── SOURCE DATA

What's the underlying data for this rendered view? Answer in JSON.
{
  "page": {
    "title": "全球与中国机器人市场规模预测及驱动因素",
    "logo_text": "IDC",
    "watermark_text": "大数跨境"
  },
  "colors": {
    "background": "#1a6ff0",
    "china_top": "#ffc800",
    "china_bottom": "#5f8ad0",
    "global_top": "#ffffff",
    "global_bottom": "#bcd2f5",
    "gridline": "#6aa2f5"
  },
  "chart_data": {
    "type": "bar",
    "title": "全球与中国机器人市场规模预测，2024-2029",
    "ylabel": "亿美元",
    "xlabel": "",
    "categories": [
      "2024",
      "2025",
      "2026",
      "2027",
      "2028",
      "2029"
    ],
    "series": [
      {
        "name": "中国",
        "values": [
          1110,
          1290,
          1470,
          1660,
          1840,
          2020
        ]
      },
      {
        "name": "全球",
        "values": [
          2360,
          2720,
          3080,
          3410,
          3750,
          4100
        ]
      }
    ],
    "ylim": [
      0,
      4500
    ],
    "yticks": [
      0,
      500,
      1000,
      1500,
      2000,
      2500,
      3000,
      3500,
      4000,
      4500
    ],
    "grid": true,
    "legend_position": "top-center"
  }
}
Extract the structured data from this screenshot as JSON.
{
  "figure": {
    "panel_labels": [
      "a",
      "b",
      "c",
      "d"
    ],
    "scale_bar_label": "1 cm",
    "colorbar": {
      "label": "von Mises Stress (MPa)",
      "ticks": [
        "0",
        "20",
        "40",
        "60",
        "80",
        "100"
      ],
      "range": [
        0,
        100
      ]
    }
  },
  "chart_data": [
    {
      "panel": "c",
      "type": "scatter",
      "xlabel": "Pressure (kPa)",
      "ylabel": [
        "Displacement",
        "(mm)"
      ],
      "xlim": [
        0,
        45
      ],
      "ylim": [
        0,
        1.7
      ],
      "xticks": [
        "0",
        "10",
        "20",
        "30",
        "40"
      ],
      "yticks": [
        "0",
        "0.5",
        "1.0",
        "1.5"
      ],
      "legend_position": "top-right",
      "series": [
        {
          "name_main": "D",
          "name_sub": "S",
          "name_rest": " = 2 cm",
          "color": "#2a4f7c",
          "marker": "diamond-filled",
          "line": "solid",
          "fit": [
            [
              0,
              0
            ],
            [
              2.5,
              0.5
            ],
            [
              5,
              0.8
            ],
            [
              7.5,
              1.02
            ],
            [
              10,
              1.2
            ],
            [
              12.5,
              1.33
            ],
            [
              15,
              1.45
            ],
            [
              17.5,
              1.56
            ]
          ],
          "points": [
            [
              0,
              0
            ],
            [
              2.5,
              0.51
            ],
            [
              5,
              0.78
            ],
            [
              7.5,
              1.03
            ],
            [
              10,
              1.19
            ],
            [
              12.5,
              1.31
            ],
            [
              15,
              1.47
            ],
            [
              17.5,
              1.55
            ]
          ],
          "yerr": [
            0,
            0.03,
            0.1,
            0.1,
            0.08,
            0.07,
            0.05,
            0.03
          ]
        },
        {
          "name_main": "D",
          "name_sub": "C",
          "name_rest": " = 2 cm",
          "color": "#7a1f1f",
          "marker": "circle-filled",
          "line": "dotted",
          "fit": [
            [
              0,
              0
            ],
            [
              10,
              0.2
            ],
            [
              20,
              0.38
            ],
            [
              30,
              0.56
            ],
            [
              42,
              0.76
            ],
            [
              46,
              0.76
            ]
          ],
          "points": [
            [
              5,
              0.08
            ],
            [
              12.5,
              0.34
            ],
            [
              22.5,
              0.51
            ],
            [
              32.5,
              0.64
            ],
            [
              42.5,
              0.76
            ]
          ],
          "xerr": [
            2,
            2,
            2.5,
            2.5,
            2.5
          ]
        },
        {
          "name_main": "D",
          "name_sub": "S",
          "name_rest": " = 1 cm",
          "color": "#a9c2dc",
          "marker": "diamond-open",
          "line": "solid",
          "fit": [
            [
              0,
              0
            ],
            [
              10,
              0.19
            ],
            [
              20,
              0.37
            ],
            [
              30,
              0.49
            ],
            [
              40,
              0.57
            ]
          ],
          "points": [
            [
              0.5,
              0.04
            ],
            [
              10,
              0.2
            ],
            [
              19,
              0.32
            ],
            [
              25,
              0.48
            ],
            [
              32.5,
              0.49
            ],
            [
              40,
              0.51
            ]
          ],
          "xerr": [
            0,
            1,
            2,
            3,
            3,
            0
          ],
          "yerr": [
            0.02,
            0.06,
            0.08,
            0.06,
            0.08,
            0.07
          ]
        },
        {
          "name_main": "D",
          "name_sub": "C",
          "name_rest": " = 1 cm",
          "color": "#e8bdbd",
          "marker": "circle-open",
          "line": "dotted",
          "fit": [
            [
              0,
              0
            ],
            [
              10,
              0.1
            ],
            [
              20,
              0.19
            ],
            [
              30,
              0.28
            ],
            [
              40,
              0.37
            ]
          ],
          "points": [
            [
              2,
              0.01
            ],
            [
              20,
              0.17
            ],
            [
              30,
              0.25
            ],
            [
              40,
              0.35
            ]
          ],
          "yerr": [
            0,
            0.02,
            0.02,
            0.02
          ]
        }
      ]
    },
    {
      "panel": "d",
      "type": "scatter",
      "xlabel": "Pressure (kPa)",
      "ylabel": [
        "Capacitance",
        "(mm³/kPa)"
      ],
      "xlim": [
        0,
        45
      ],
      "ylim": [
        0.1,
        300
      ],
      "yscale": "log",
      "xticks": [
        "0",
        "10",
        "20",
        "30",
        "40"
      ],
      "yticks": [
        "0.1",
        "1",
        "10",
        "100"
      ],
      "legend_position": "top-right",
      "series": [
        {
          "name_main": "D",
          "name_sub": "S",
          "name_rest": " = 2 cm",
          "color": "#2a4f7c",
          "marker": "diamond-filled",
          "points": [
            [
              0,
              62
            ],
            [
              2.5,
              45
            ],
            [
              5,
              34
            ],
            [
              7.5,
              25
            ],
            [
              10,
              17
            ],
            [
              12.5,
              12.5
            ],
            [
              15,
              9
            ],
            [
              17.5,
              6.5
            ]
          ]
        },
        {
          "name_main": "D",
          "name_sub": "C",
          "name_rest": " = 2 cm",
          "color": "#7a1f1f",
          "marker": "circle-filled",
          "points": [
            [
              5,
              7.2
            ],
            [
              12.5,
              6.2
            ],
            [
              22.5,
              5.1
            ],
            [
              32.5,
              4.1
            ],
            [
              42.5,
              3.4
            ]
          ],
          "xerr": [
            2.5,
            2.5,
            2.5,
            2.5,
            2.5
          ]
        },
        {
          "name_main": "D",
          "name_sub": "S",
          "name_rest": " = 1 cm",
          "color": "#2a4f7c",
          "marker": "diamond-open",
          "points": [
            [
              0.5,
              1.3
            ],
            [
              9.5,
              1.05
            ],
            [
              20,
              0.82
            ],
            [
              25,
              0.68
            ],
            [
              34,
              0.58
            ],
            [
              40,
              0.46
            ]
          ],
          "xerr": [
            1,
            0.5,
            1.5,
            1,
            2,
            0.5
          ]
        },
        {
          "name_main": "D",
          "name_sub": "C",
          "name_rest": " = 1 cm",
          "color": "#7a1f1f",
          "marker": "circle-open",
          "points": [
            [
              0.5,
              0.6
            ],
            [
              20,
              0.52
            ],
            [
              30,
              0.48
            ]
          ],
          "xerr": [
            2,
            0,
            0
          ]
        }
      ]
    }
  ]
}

────

TASK STATEMENT: Nothing in the listing may be changed; retype it all exactly.

TASK RESPONSE:
What's the underlying data for this rendered view? Answer in JSON.
{
  "page": {
    "title": "全球与中国机器人市场规模预测及驱动因素",
    "logo_text": "IDC",
    "watermark_text": "大数跨境"
  },
  "colors": {
    "background": "#1a6ff0",
    "china_top": "#ffc800",
    "china_bottom": "#5f8ad0",
    "global_top": "#ffffff",
    "global_bottom": "#bcd2f5",
    "gridline": "#6aa2f5"
  },
  "chart_data": {
    "type": "bar",
    "title": "全球与中国机器人市场规模预测，2024-2029",
    "ylabel": "亿美元",
    "xlabel": "",
    "categories": [
      "2024",
      "2025",
      "2026",
      "2027",
      "2028",
      "2029"
    ],
    "series": [
      {
        "name": "中国",
        "values": [
          1110,
          1290,
          1470,
          1660,
          1840,
          2020
        ]
      },
      {
        "name": "全球",
        "values": [
          2360,
          2720,
          3080,
          3410,
          3750,
          4100
        ]
      }
    ],
    "ylim": [
      0,
      4500
    ],
    "yticks": [
      0,
      500,
      1000,
      1500,
      2000,
      2500,
      3000,
      3500,
      4000,
      4500
    ],
    "grid": true,
    "legend_position": "top-center"
  }
}
Extract the structured data from this screenshot as JSON.
{
  "figure": {
    "panel_labels": [
      "a",
      "b",
      "c",
      "d"
    ],
    "scale_bar_label": "1 cm",
    "colorbar": {
      "label": "von Mises Stress (MPa)",
      "ticks": [
        "0",
        "20",
        "40",
        "60",
        "80",
        "100"
      ],
      "range": [
        0,
        100
      ]
    }
  },
  "chart_data": [
    {
      "panel": "c",
      "type": "scatter",
      "xlabel": "Pressure (kPa)",
      "ylabel": [
        "Displacement",
        "(mm)"
      ],
      "xlim": [
        0,
        45
      ],
      "ylim": [
        0,
        1.7
      ],
      "xticks": [
        "0",
        "10",
        "20",
        "30",
        "40"
      ],
      "yticks": [
        "0",
        "0.5",
        "1.0",
        "1.5"
      ],
      "legend_position": "top-right",
      "series": [
        {
          "name_main": "D",
          "name_sub": "S",
          "name_rest": " = 2 cm",
          "color": "#2a4f7c",
          "marker": "diamond-filled",
          "line": "solid",
          "fit": [
            [
              0,
              0
            ],
            [
              2.5,
              0.5
            ],
            [
              5,
              0.8
            ],
            [
              7.5,
              1.02
            ],
            [
              10,
              1.2
            ],
            [
              12.5,
              1.33
            ],
            [
              15,
              1.45
            ],
            [
              17.5,
              1.56
            ]
          ],
          "points": [
            [
              0,
              0
            ],
            [
              2.5,
              0.51
            ],
            [
              5,
              0.78
            ],
            [
              7.5,
              1.03
            ],
            [
              10,
              1.19
            ],
            [
              12.5,
              1.31
            ],
            [
              15,
              1.47
            ],
            [
              17.5,
              1.55
            ]
          ],
          "yerr": [
            0,
            0.03,
            0.1,
            0.1,
            0.08,
            0.07,
            0.05,
            0.03
          ]
        },
        {
          "name_main": "D",
          "name_sub": "C",
          "name_rest": " = 2 cm",
          "color": "#7a1f1f",
          "marker": "circle-filled",
          "line": "dotted",
          "fit": [
            [
              0,
              0
            ],
            [
              10,
              0.2
            ],
            [
              20,
              0.38
            ],
            [
              30,
              0.56
            ],
            [
              42,
              0.76
            ],
            [
              46,
              0.76
            ]
          ],
          "points": [
            [
              5,
              0.08
            ],
            [
              12.5,
              0.34
            ],
            [
              22.5,
              0.51
            ],
            [
              32.5,
              0.64
            ],
            [
              42.5,
              0.76
            ]
          ],
          "xerr": [
            2,
            2,
            2.5,
            2.5,
            2.5
          ]
        },
        {
          "name_main": "D",
          "name_sub": "S",
          "name_rest": " = 1 cm",
          "color": "#a9c2dc",
          "marker": "diamond-open",
          "line": "solid",
          "fit": [
            [
              0,
              0
            ],
            [
              10,
              0.19
            ],
            [
              20,
              0.37
            ],
            [
              30,
              0.49
            ],
            [
              40,
              0.57
            ]
          ],
          "points": [
            [
              0.5,
              0.04
            ],
            [
              10,
              0.2
            ],
            [
              19,
              0.32
            ],
            [
              25,
              0.48
            ],
            [
              32.5,
              0.49
            ],
            [
              40,
              0.51
            ]
          ],
          "xerr": [
            0,
            1,
            2,
            3,
            3,
            0
          ],
          "yerr": [
            0.02,
            0.06,
            0.08,
            0.06,
            0.08,
            0.07
          ]
        },
        {
          "name_main": "D",
          "name_sub": "C",
          "name_rest": " = 1 cm",
          "color": "#e8bdbd",
          "marker": "circle-open",
          "line": "dotted",
          "fit": [
            [
              0,
              0
            ],
            [
              10,
              0.1
            ],
            [
              20,
              0.19
            ],
            [
              30,
              0.28
            ],
            [
              40,
              0.37
            ]
          ],
          "points": [
            [
              2,
              0.01
            ],
            [
              20,
              0.17
            ],
            [
              30,
              0.25
            ],
            [
              40,
              0.35
            ]
          ],
          "yerr": [
            0,
            0.02,
            0.02,
            0.02
          ]
        }
      ]
    },
    {
      "panel": "d",
      "type": "scatter",
      "xlabel": "Pressure (kPa)",
      "ylabel": [
        "Capacitance",
        "(mm³/kPa)"
      ],
      "xlim": [
        0,
        45
      ],
      "ylim": [
        0.1,
        300
      ],
      "yscale": "log",
      "xticks": [
        "0",
        "10",
        "20",
        "30",
        "40"
      ],
      "yticks": [
        "0.1",
        "1",
        "10",
        "100"
      ],
      "legend_position": "top-right",
      "series": [
        {
          "name_main": "D",
          "name_sub": "S",
          "name_rest": " = 2 cm",
          "color": "#2a4f7c",
          "marker": "diamond-filled",
          "points": [
            [
              0,
              62
            ],
            [
              2.5,
              45
            ],
            [
              5,
              34
            ],
            [
              7.5,
              25
            ],
            [
              10,
              17
            ],
            [
              12.5,
              12.5
            ],
            [
              15,
              9
            ],
            [
              17.5,
              6.5
            ]
          ]
        },
        {
          "name_main": "D",
          "name_sub": "C",
          "name_rest": " = 2 cm",
          "color": "#7a1f1f",
          "marker": "circle-filled",
          "points": [
            [
              5,
              7.2
            ],
            [
              12.5,
              6.2
            ],
            [
              22.5,
              5.1
            ],
            [
              32.5,
              4.1
            ],
            [
              42.5,
              3.4
            ]
          ],
          "xerr": [
            2.5,
            2.5,
            2.5,
            2.5,
            2.5
          ]
        },
        {
          "name_main": "D",
          "name_sub": "S",
          "name_rest": " = 1 cm",
          "color": "#2a4f7c",
          "marker": "diamond-open",
          "points": [
            [
              0.5,
              1.3
            ],
            [
              9.5,
              1.05
            ],
            [
              20,
              0.82
            ],
            [
              25,
              0.68
            ],
            [
              34,
              0.58
            ],
            [
              40,
              0.46
            ]
          ],
          "xerr": [
            1,
            0.5,
            1.5,
            1,
            2,
            0.5
          ]
        },
        {
          "name_main": "D",
          "name_sub": "C",
          "name_rest": " = 1 cm",
          "color": "#7a1f1f",
          "marker": "circle-open",
          "points": [
            [
              0.5,
              0.6
            ],
            [
              20,
              0.52
            ],
            [
              30,
              0.48
            ]
          ],
          "xerr": [
            2,
            0,
            0
          ]
        }
      ]
    }
  ]
}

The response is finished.